### Stated exercise
Can you print the data exactly and leave out each image?

### Record extracts ###

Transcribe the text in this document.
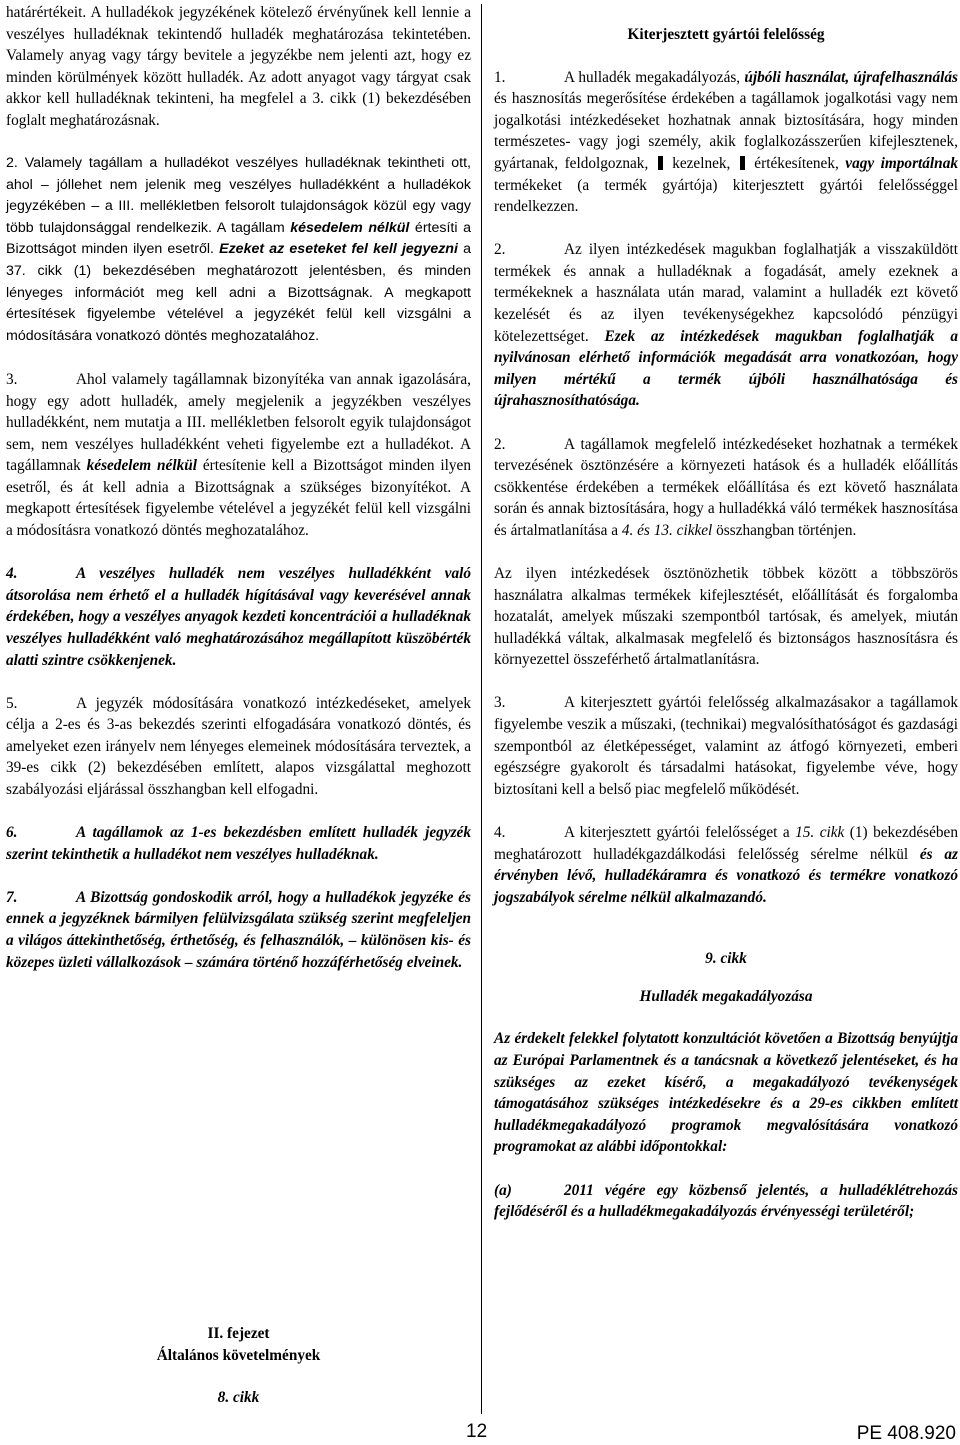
határértékeit. A hulladékok jegyzékének kötelező érvényűnek kell lennie a veszélyes hulladéknak tekintendő hulladék meghatározása tekintetében. Valamely anyag vagy tárgy bevitele a jegyzékbe nem jelenti azt, hogy ez minden körülmények között hulladék. Az adott anyagot vagy tárgyat csak akkor kell hulladéknak tekinteni, ha megfelel a 3. cikk (1) bekezdésében foglalt meghatározásnak.

2. Valamely tagállam a hulladékot veszélyes hulladéknak tekintheti ott, ahol – jóllehet nem jelenik meg veszélyes hulladékként a hulladékok jegyzékében – a III. mellékletben felsorolt tulajdonságok közül egy vagy több tulajdonsággal rendelkezik. A tagállam késedelem nélkül értesíti a Bizottságot minden ilyen esetről. Ezeket az eseteket fel kell jegyezni a 37. cikk (1) bekezdésében meghatározott jelentésben, és minden lényeges információt meg kell adni a Bizottságnak. A megkapott értesítések figyelembe vételével a jegyzékét felül kell vizsgálni a módosítására vonatkozó döntés meghozatalához.

3.	Ahol valamely tagállamnak bizonyítéka van annak igazolására, hogy egy adott hulladék, amely megjelenik a jegyzékben veszélyes hulladékként, nem mutatja a III. mellékletben felsorolt egyik tulajdonságot sem, nem veszélyes hulladékként veheti figyelembe ezt a hulladékot. A tagállamnak késedelem nélkül értesítenie kell a Bizottságot minden ilyen esetről, és át kell adnia a Bizottságnak a szükséges bizonyítékot. A megkapott értesítések figyelembe vételével a jegyzékét felül kell vizsgálni a módosításra vonatkozó döntés meghozatalához.

4.	A veszélyes hulladék nem veszélyes hulladékként való átsorolása nem érhető el a hulladék hígításával vagy keverésével annak érdekében, hogy a veszélyes anyagok kezdeti koncentrációi a hulladéknak veszélyes hulladékként való meghatározásához megállapított küszöbérték alatti szintre csökkenjenek.

5.	A jegyzék módosítására vonatkozó intézkedéseket, amelyek célja a 2-es és 3-as bekezdés szerinti elfogadására vonatkozó döntés, és amelyeket ezen irányelv nem lényeges elemeinek módosítására terveztek, a 39-es cikk (2) bekezdésében említett, alapos vizsgálattal meghozott szabályozási eljárással összhangban kell elfogadni.

6.	A tagállamok az 1-es bekezdésben említett hulladék jegyzék szerint tekinthetik a hulladékot nem veszélyes hulladéknak.

7.	A Bizottság gondoskodik arról, hogy a hulladékok jegyzéke és ennek a jegyzéknek bármilyen felülvizsgálata szükség szerint megfeleljen a világos áttekinthetőség, érthetőség, és felhasználók, – különösen kis- és közepes üzleti vállalkozások – számára történő hozzáférhetőség elveinek.

II. fejezet
Általános követelmények
8. cikk

Kiterjesztett gyártói felelősség

1.	A hulladék megakadályozás, újbóli használat, újrafelhasználás és hasznosítás megerősítése érdekében a tagállamok jogalkotási vagy nem jogalkotási intézkedéseket hozhatnak annak biztosítására, hogy minden természetes- vagy jogi személy, akik foglalkozásszerűen kifejlesztenek, gyártanak, feldolgoznak,  kezelnek,  értékesítenek, vagy importálnak termékeket (a termék gyártója) kiterjesztett gyártói felelősséggel rendelkezzen.

2.	Az ilyen intézkedések magukban foglalhatják a visszaküldött termékek és annak a hulladéknak a fogadását, amely ezeknek a termékeknek a használata után marad, valamint a hulladék ezt követő kezelését és az ilyen tevékenységekhez kapcsolódó pénzügyi kötelezettséget. Ezek az intézkedések magukban foglalhatják a nyilvánosan elérhető információk megadását arra vonatkozóan, hogy milyen mértékű a termék újbóli használhatósága és újrahasznosíthatósága.

2.	A tagállamok megfelelő intézkedéseket hozhatnak a termékek tervezésének ösztönzésére a környezeti hatások és a hulladék előállítás csökkentése érdekében a termékek előállítása és ezt követő használata során és annak biztosítására, hogy a hulladékká váló termékek hasznosítása és ártalmatlanítása a 4. és 13. cikkel összhangban történjen.

Az ilyen intézkedések ösztönözhetik többek között a többszörös használatra alkalmas termékek kifejlesztését, előállítását és forgalomba hozatalát, amelyek műszaki szempontból tartósak, és amelyek, miután hulladékká váltak, alkalmasak megfelelő és biztonságos hasznosításra és környezettel összeférhető ártalmatlanításra.

3.	A kiterjesztett gyártói felelősség alkalmazásakor a tagállamok figyelembe veszik a műszaki, (technikai) megvalósíthatóságot és gazdasági szempontból az életképességet, valamint az átfogó környezeti, emberi egészségre gyakorolt és társadalmi hatásokat, figyelembe véve, hogy biztosítani kell a belső piac megfelelő működését.

4.	A kiterjesztett gyártói felelősséget a 15. cikk (1) bekezdésében meghatározott hulladékgazdálkodási felelősség sérelme nélkül és az érvényben lévő, hulladékáramra és vonatkozó és termékre vonatkozó jogszabályok sérelme nélkül alkalmazandó.

9. cikk

Hulladék megakadályozása

Az érdekelt felekkel folytatott konzultációt követően a Bizottság benyújtja az Európai Parlamentnek és a tanácsnak a következő jelentéseket, és ha szükséges az ezeket kísérő, a megakadályozó tevékenységek támogatásához szükséges intézkedésekre és a 29-es cikkben említett hulladékmegakadályozó programok megvalósítására vonatkozó programokat az alábbi időpontokkal:

(a)	2011 végére egy közbenső jelentés, a hulladéklétrehozás fejlődéséről és a hulladékmegakadályozás érvényességi területéről;

12	PE 408.920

###

### Exercise result
Transcribe the text in this document.
határértékeit. A hulladékok jegyzékének kötelező érvényűnek kell lennie a veszélyes hulladéknak tekintendő hulladék meghatározása tekintetében. Valamely anyag vagy tárgy bevitele a jegyzékbe nem jelenti azt, hogy ez minden körülmények között hulladék. Az adott anyagot vagy tárgyat csak akkor kell hulladéknak tekinteni, ha megfelel a 3. cikk (1) bekezdésében foglalt meghatározásnak.

2. Valamely tagállam a hulladékot veszélyes hulladéknak tekintheti ott, ahol – jóllehet nem jelenik meg veszélyes hulladékként a hulladékok jegyzékében – a III. mellékletben felsorolt tulajdonságok közül egy vagy több tulajdonsággal rendelkezik. A tagállam késedelem nélkül értesíti a Bizottságot minden ilyen esetről. Ezeket az eseteket fel kell jegyezni a 37. cikk (1) bekezdésében meghatározott jelentésben, és minden lényeges információt meg kell adni a Bizottságnak. A megkapott értesítések figyelembe vételével a jegyzékét felül kell vizsgálni a módosítására vonatkozó döntés meghozatalához.

3.	Ahol valamely tagállamnak bizonyítéka van annak igazolására, hogy egy adott hulladék, amely megjelenik a jegyzékben veszélyes hulladékként, nem mutatja a III. mellékletben felsorolt egyik tulajdonságot sem, nem veszélyes hulladékként veheti figyelembe ezt a hulladékot. A tagállamnak késedelem nélkül értesítenie kell a Bizottságot minden ilyen esetről, és át kell adnia a Bizottságnak a szükséges bizonyítékot. A megkapott értesítések figyelembe vételével a jegyzékét felül kell vizsgálni a módosításra vonatkozó döntés meghozatalához.

4.	A veszélyes hulladék nem veszélyes hulladékként való átsorolása nem érhető el a hulladék hígításával vagy keverésével annak érdekében, hogy a veszélyes anyagok kezdeti koncentrációi a hulladéknak veszélyes hulladékként való meghatározásához megállapított küszöbérték alatti szintre csökkenjenek.

5.	A jegyzék módosítására vonatkozó intézkedéseket, amelyek célja a 2-es és 3-as bekezdés szerinti elfogadására vonatkozó döntés, és amelyeket ezen irányelv nem lényeges elemeinek módosítására terveztek, a 39-es cikk (2) bekezdésében említett, alapos vizsgálattal meghozott szabályozási eljárással összhangban kell elfogadni.

6.	A tagállamok az 1-es bekezdésben említett hulladék jegyzék szerint tekinthetik a hulladékot nem veszélyes hulladéknak.

7.	A Bizottság gondoskodik arról, hogy a hulladékok jegyzéke és ennek a jegyzéknek bármilyen felülvizsgálata szükség szerint megfeleljen a világos áttekinthetőség, érthetőség, és felhasználók, – különösen kis- és közepes üzleti vállalkozások – számára történő hozzáférhetőség elveinek.

II. fejezet
Általános követelmények
8. cikk

Kiterjesztett gyártói felelősség

1.	A hulladék megakadályozás, újbóli használat, újrafelhasználás és hasznosítás megerősítése érdekében a tagállamok jogalkotási vagy nem jogalkotási intézkedéseket hozhatnak annak biztosítására, hogy minden természetes- vagy jogi személy, akik foglalkozásszerűen kifejlesztenek, gyártanak, feldolgoznak,  kezelnek,  értékesítenek, vagy importálnak termékeket (a termék gyártója) kiterjesztett gyártói felelősséggel rendelkezzen.

2.	Az ilyen intézkedések magukban foglalhatják a visszaküldött termékek és annak a hulladéknak a fogadását, amely ezeknek a termékeknek a használata után marad, valamint a hulladék ezt követő kezelését és az ilyen tevékenységekhez kapcsolódó pénzügyi kötelezettséget. Ezek az intézkedések magukban foglalhatják a nyilvánosan elérhető információk megadását arra vonatkozóan, hogy milyen mértékű a termék újbóli használhatósága és újrahasznosíthatósága.

2.	A tagállamok megfelelő intézkedéseket hozhatnak a termékek tervezésének ösztönzésére a környezeti hatások és a hulladék előállítás csökkentése érdekében a termékek előállítása és ezt követő használata során és annak biztosítására, hogy a hulladékká váló termékek hasznosítása és ártalmatlanítása a 4. és 13. cikkel összhangban történjen.

Az ilyen intézkedések ösztönözhetik többek között a többszörös használatra alkalmas termékek kifejlesztését, előállítását és forgalomba hozatalát, amelyek műszaki szempontból tartósak, és amelyek, miután hulladékká váltak, alkalmasak megfelelő és biztonságos hasznosításra és környezettel összeférhető ártalmatlanításra.

3.	A kiterjesztett gyártói felelősség alkalmazásakor a tagállamok figyelembe veszik a műszaki, (technikai) megvalósíthatóságot és gazdasági szempontból az életképességet, valamint az átfogó környezeti, emberi egészségre gyakorolt és társadalmi hatásokat, figyelembe véve, hogy biztosítani kell a belső piac megfelelő működését.

4.	A kiterjesztett gyártói felelősséget a 15. cikk (1) bekezdésében meghatározott hulladékgazdálkodási felelősség sérelme nélkül és az érvényben lévő, hulladékáramra és vonatkozó és termékre vonatkozó jogszabályok sérelme nélkül alkalmazandó.

9. cikk

Hulladék megakadályozása

Az érdekelt felekkel folytatott konzultációt követően a Bizottság benyújtja az Európai Parlamentnek és a tanácsnak a következő jelentéseket, és ha szükséges az ezeket kísérő, a megakadályozó tevékenységek támogatásához szükséges intézkedésekre és a 29-es cikkben említett hulladékmegakadályozó programok megvalósítására vonatkozó programokat az alábbi időpontokkal:

(a)	2011 végére egy közbenső jelentés, a hulladéklétrehozás fejlődéséről és a hulladékmegakadályozás érvényességi területéről;

12	PE 408.920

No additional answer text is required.